» **Records from a collection of figures**:
* Start *
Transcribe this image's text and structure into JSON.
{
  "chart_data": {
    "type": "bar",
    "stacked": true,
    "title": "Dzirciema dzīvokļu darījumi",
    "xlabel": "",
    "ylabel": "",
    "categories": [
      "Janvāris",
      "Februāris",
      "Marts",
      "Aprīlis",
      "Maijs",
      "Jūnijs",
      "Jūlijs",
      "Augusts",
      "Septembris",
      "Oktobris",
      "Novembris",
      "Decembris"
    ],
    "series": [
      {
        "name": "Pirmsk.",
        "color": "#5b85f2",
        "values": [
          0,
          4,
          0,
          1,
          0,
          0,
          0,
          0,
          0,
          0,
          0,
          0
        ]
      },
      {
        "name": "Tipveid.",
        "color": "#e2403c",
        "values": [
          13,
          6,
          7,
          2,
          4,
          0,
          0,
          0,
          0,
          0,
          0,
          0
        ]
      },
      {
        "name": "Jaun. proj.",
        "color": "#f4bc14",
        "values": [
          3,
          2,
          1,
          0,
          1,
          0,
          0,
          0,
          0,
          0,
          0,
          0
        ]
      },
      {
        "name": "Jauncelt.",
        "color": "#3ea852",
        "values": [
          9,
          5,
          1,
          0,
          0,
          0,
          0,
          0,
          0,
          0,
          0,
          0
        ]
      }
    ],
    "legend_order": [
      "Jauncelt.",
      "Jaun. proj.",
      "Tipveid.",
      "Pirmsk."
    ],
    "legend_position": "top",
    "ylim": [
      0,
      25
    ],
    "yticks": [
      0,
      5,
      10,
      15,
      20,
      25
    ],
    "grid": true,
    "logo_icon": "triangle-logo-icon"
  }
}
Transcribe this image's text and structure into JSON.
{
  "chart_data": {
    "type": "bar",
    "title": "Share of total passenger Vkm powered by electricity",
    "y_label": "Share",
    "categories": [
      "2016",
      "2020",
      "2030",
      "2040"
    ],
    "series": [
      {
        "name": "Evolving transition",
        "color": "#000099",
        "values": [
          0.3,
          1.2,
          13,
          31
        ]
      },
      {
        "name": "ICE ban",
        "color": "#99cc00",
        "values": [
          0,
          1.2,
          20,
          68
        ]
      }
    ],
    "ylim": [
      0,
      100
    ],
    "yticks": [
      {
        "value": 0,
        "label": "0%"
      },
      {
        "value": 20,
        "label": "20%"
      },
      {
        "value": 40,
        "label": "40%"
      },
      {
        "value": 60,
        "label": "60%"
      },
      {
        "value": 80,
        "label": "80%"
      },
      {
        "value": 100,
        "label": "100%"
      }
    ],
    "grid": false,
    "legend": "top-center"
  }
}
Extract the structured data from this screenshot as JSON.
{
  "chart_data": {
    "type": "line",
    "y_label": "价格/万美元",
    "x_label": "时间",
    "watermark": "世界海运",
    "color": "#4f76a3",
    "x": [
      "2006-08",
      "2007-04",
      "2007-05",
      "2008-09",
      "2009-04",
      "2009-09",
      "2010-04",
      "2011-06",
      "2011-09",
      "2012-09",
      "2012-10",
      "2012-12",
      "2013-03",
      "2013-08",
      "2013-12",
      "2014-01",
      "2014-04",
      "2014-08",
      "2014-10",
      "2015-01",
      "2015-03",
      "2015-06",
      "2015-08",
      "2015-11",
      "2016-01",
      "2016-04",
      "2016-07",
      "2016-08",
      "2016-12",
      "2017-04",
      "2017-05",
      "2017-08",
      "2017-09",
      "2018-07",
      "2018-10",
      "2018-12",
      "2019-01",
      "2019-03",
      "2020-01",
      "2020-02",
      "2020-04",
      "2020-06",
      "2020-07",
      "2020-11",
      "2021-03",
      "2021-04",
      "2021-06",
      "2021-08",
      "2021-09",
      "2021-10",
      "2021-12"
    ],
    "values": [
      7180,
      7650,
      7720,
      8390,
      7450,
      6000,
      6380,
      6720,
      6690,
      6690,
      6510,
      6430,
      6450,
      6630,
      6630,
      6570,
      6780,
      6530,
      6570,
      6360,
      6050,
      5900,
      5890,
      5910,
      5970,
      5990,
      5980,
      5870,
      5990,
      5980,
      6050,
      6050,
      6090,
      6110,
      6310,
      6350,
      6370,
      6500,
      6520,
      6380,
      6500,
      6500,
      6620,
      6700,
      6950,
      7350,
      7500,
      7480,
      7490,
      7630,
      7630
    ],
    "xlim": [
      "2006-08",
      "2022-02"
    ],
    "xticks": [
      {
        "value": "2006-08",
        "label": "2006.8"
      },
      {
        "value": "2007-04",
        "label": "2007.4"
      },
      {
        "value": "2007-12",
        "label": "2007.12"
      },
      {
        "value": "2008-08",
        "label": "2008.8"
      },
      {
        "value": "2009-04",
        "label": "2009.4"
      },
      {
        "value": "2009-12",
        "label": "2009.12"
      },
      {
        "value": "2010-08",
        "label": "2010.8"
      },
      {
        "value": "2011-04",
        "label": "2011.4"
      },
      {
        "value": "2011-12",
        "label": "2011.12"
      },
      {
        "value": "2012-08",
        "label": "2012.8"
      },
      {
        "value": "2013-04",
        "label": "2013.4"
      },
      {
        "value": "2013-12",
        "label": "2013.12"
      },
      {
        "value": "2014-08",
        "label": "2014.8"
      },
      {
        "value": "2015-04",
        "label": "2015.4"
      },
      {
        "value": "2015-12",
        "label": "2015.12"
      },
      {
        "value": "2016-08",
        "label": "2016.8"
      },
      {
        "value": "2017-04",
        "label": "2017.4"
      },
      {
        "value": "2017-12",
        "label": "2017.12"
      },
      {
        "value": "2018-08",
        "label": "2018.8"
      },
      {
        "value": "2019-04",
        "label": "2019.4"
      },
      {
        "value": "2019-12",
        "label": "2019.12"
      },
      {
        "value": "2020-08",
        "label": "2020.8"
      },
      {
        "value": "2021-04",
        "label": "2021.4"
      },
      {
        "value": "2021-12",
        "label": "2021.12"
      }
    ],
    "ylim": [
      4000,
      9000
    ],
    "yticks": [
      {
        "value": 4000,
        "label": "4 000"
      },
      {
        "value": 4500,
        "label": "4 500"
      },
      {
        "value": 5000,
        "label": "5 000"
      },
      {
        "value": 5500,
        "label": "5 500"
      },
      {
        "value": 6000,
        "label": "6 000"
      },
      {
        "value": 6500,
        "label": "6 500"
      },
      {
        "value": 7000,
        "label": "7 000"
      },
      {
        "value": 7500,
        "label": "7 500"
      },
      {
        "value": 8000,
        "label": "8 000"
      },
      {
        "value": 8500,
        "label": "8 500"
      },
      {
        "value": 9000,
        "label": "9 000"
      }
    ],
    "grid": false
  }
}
* End *
» **Problem to solve**: Copy out all of the lines above exactly.

» **Expected answer**:
Transcribe this image's text and structure into JSON.
{
  "chart_data": {
    "type": "bar",
    "stacked": true,
    "title": "Dzirciema dzīvokļu darījumi",
    "xlabel": "",
    "ylabel": "",
    "categories": [
      "Janvāris",
      "Februāris",
      "Marts",
      "Aprīlis",
      "Maijs",
      "Jūnijs",
      "Jūlijs",
      "Augusts",
      "Septembris",
      "Oktobris",
      "Novembris",
      "Decembris"
    ],
    "series": [
      {
        "name": "Pirmsk.",
        "color": "#5b85f2",
        "values": [
          0,
          4,
          0,
          1,
          0,
          0,
          0,
          0,
          0,
          0,
          0,
          0
        ]
      },
      {
        "name": "Tipveid.",
        "color": "#e2403c",
        "values": [
          13,
          6,
          7,
          2,
          4,
          0,
          0,
          0,
          0,
          0,
          0,
          0
        ]
      },
      {
        "name": "Jaun. proj.",
        "color": "#f4bc14",
        "values": [
          3,
          2,
          1,
          0,
          1,
          0,
          0,
          0,
          0,
          0,
          0,
          0
        ]
      },
      {
        "name": "Jauncelt.",
        "color": "#3ea852",
        "values": [
          9,
          5,
          1,
          0,
          0,
          0,
          0,
          0,
          0,
          0,
          0,
          0
        ]
      }
    ],
    "legend_order": [
      "Jauncelt.",
      "Jaun. proj.",
      "Tipveid.",
      "Pirmsk."
    ],
    "legend_position": "top",
    "ylim": [
      0,
      25
    ],
    "yticks": [
      0,
      5,
      10,
      15,
      20,
      25
    ],
    "grid": true,
    "logo_icon": "triangle-logo-icon"
  }
}
Transcribe this image's text and structure into JSON.
{
  "chart_data": {
    "type": "bar",
    "title": "Share of total passenger Vkm powered by electricity",
    "y_label": "Share",
    "categories": [
      "2016",
      "2020",
      "2030",
      "2040"
    ],
    "series": [
      {
        "name": "Evolving transition",
        "color": "#000099",
        "values": [
          0.3,
          1.2,
          13,
          31
        ]
      },
      {
        "name": "ICE ban",
        "color": "#99cc00",
        "values": [
          0,
          1.2,
          20,
          68
        ]
      }
    ],
    "ylim": [
      0,
      100
    ],
    "yticks": [
      {
        "value": 0,
        "label": "0%"
      },
      {
        "value": 20,
        "label": "20%"
      },
      {
        "value": 40,
        "label": "40%"
      },
      {
        "value": 60,
        "label": "60%"
      },
      {
        "value": 80,
        "label": "80%"
      },
      {
        "value": 100,
        "label": "100%"
      }
    ],
    "grid": false,
    "legend": "top-center"
  }
}
Extract the structured data from this screenshot as JSON.
{
  "chart_data": {
    "type": "line",
    "y_label": "价格/万美元",
    "x_label": "时间",
    "watermark": "世界海运",
    "color": "#4f76a3",
    "x": [
      "2006-08",
      "2007-04",
      "2007-05",
      "2008-09",
      "2009-04",
      "2009-09",
      "2010-04",
      "2011-06",
      "2011-09",
      "2012-09",
      "2012-10",
      "2012-12",
      "2013-03",
      "2013-08",
      "2013-12",
      "2014-01",
      "2014-04",
      "2014-08",
      "2014-10",
      "2015-01",
      "2015-03",
      "2015-06",
      "2015-08",
      "2015-11",
      "2016-01",
      "2016-04",
      "2016-07",
      "2016-08",
      "2016-12",
      "2017-04",
      "2017-05",
      "2017-08",
      "2017-09",
      "2018-07",
      "2018-10",
      "2018-12",
      "2019-01",
      "2019-03",
      "2020-01",
      "2020-02",
      "2020-04",
      "2020-06",
      "2020-07",
      "2020-11",
      "2021-03",
      "2021-04",
      "2021-06",
      "2021-08",
      "2021-09",
      "2021-10",
      "2021-12"
    ],
    "values": [
      7180,
      7650,
      7720,
      8390,
      7450,
      6000,
      6380,
      6720,
      6690,
      6690,
      6510,
      6430,
      6450,
      6630,
      6630,
      6570,
      6780,
      6530,
      6570,
      6360,
      6050,
      5900,
      5890,
      5910,
      5970,
      5990,
      5980,
      5870,
      5990,
      5980,
      6050,
      6050,
      6090,
      6110,
      6310,
      6350,
      6370,
      6500,
      6520,
      6380,
      6500,
      6500,
      6620,
      6700,
      6950,
      7350,
      7500,
      7480,
      7490,
      7630,
      7630
    ],
    "xlim": [
      "2006-08",
      "2022-02"
    ],
    "xticks": [
      {
        "value": "2006-08",
        "label": "2006.8"
      },
      {
        "value": "2007-04",
        "label": "2007.4"
      },
      {
        "value": "2007-12",
        "label": "2007.12"
      },
      {
        "value": "2008-08",
        "label": "2008.8"
      },
      {
        "value": "2009-04",
        "label": "2009.4"
      },
      {
        "value": "2009-12",
        "label": "2009.12"
      },
      {
        "value": "2010-08",
        "label": "2010.8"
      },
      {
        "value": "2011-04",
        "label": "2011.4"
      },
      {
        "value": "2011-12",
        "label": "2011.12"
      },
      {
        "value": "2012-08",
        "label": "2012.8"
      },
      {
        "value": "2013-04",
        "label": "2013.4"
      },
      {
        "value": "2013-12",
        "label": "2013.12"
      },
      {
        "value": "2014-08",
        "label": "2014.8"
      },
      {
        "value": "2015-04",
        "label": "2015.4"
      },
      {
        "value": "2015-12",
        "label": "2015.12"
      },
      {
        "value": "2016-08",
        "label": "2016.8"
      },
      {
        "value": "2017-04",
        "label": "2017.4"
      },
      {
        "value": "2017-12",
        "label": "2017.12"
      },
      {
        "value": "2018-08",
        "label": "2018.8"
      },
      {
        "value": "2019-04",
        "label": "2019.4"
      },
      {
        "value": "2019-12",
        "label": "2019.12"
      },
      {
        "value": "2020-08",
        "label": "2020.8"
      },
      {
        "value": "2021-04",
        "label": "2021.4"
      },
      {
        "value": "2021-12",
        "label": "2021.12"
      }
    ],
    "ylim": [
      4000,
      9000
    ],
    "yticks": [
      {
        "value": 4000,
        "label": "4 000"
      },
      {
        "value": 4500,
        "label": "4 500"
      },
      {
        "value": 5000,
        "label": "5 000"
      },
      {
        "value": 5500,
        "label": "5 500"
      },
      {
        "value": 6000,
        "label": "6 000"
      },
      {
        "value": 6500,
        "label": "6 500"
      },
      {
        "value": 7000,
        "label": "7 000"
      },
      {
        "value": 7500,
        "label": "7 500"
      },
      {
        "value": 8000,
        "label": "8 000"
      },
      {
        "value": 8500,
        "label": "8 500"
      },
      {
        "value": 9000,
        "label": "9 000"
      }
    ],
    "grid": false
  }
}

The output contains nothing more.